**Brief**. Skip the images. Copy the records exactly as written.

──────

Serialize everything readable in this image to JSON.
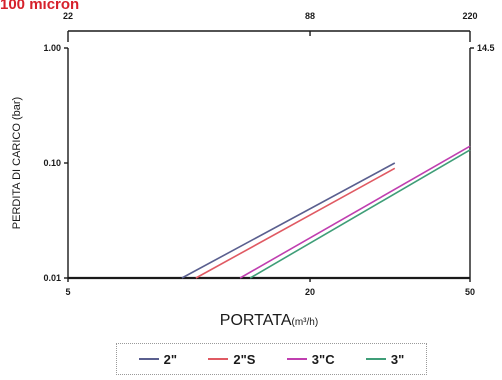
{
  "header": {
    "label": "100 micron"
  },
  "chart_data": {
    "type": "line",
    "title": "",
    "xlabel": "PORTATA",
    "xlabel_unit": "(m³/h)",
    "ylabel": "PERDITA DI CARICO (bar)",
    "x_scale": "log",
    "y_scale": "log",
    "xlim": [
      5,
      50
    ],
    "ylim": [
      0.01,
      1.0
    ],
    "x_ticks": [
      5,
      20,
      50
    ],
    "x_tick_labels": [
      "5",
      "20",
      "50"
    ],
    "y_ticks": [
      0.01,
      0.1,
      1.0
    ],
    "y_tick_labels": [
      "0.01",
      "0.10",
      "1.00"
    ],
    "top_axis_ticks": [
      "22",
      "88",
      "220"
    ],
    "right_axis_ticks": [
      "14.5"
    ],
    "grid": false,
    "legend_position": "bottom",
    "series": [
      {
        "name": "2\"",
        "color": "#5a5f8f",
        "x": [
          9.6,
          32.5
        ],
        "y": [
          0.01,
          0.1
        ]
      },
      {
        "name": "2\"S",
        "color": "#e05a63",
        "x": [
          10.4,
          32.5
        ],
        "y": [
          0.01,
          0.09
        ]
      },
      {
        "name": "3\"C",
        "color": "#c03fb0",
        "x": [
          13.4,
          50
        ],
        "y": [
          0.01,
          0.14
        ]
      },
      {
        "name": "3\"",
        "color": "#3f9e78",
        "x": [
          14.2,
          50
        ],
        "y": [
          0.01,
          0.13
        ]
      }
    ]
  },
  "legend": {
    "items": [
      {
        "label": "2\"",
        "color": "#5a5f8f"
      },
      {
        "label": "2\"S",
        "color": "#e05a63"
      },
      {
        "label": "3\"C",
        "color": "#c03fb0"
      },
      {
        "label": "3\"",
        "color": "#3f9e78"
      }
    ]
  }
}
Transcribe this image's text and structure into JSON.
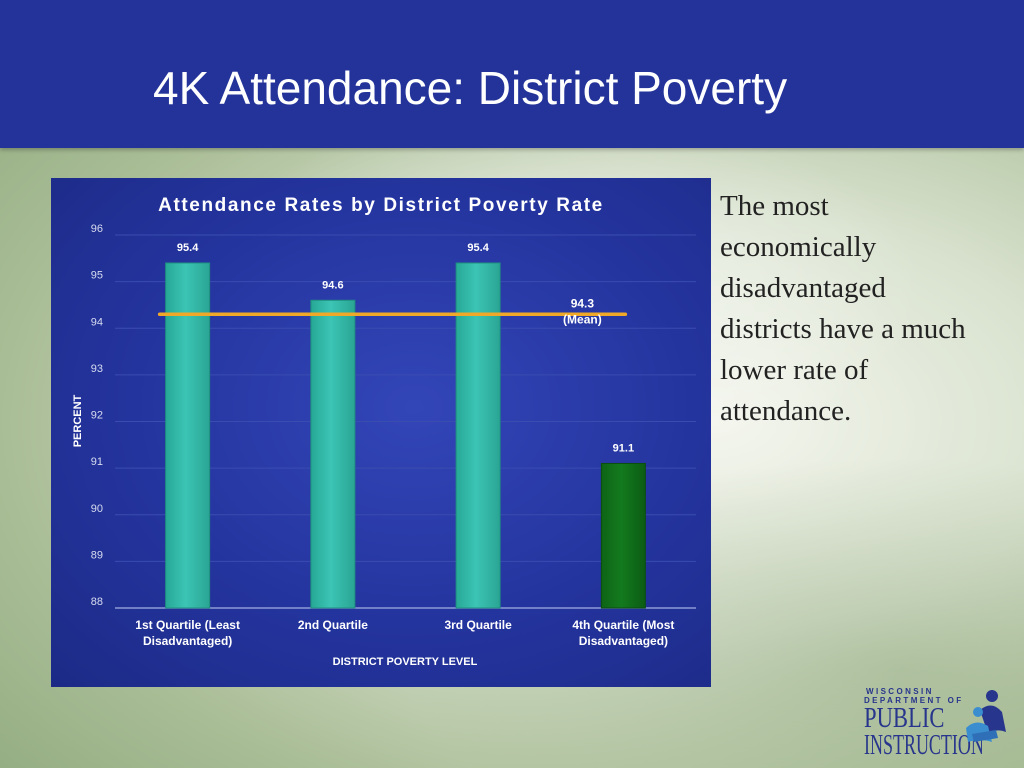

──────

**Task result**.
Serialize everything readable in this image to JSON.
{
  "header": {
    "label": "100 micron"
  },
  "chart_data": {
    "type": "line",
    "title": "",
    "xlabel": "PORTATA",
    "xlabel_unit": "(m³/h)",
    "ylabel": "PERDITA DI CARICO (bar)",
    "x_scale": "log",
    "y_scale": "log",
    "xlim": [
      5,
      50
    ],
    "ylim": [
      0.01,
      1.0
    ],
    "x_ticks": [
      5,
      20,
      50
    ],
    "x_tick_labels": [
      "5",
      "20",
      "50"
    ],
    "y_ticks": [
      0.01,
      0.1,
      1.0
    ],
    "y_tick_labels": [
      "0.01",
      "0.10",
      "1.00"
    ],
    "top_axis_ticks": [
      "22",
      "88",
      "220"
    ],
    "right_axis_ticks": [
      "14.5"
    ],
    "grid": false,
    "legend_position": "bottom",
    "series": [
      {
        "name": "2\"",
        "color": "#5a5f8f",
        "x": [
          9.6,
          32.5
        ],
        "y": [
          0.01,
          0.1
        ]
      },
      {
        "name": "2\"S",
        "color": "#e05a63",
        "x": [
          10.4,
          32.5
        ],
        "y": [
          0.01,
          0.09
        ]
      },
      {
        "name": "3\"C",
        "color": "#c03fb0",
        "x": [
          13.4,
          50
        ],
        "y": [
          0.01,
          0.14
        ]
      },
      {
        "name": "3\"",
        "color": "#3f9e78",
        "x": [
          14.2,
          50
        ],
        "y": [
          0.01,
          0.13
        ]
      }
    ]
  },
  "legend": {
    "items": [
      {
        "label": "2\"",
        "color": "#5a5f8f"
      },
      {
        "label": "2\"S",
        "color": "#e05a63"
      },
      {
        "label": "3\"C",
        "color": "#c03fb0"
      },
      {
        "label": "3\"",
        "color": "#3f9e78"
      }
    ]
  }
}
Transcribe this image's text and structure into JSON.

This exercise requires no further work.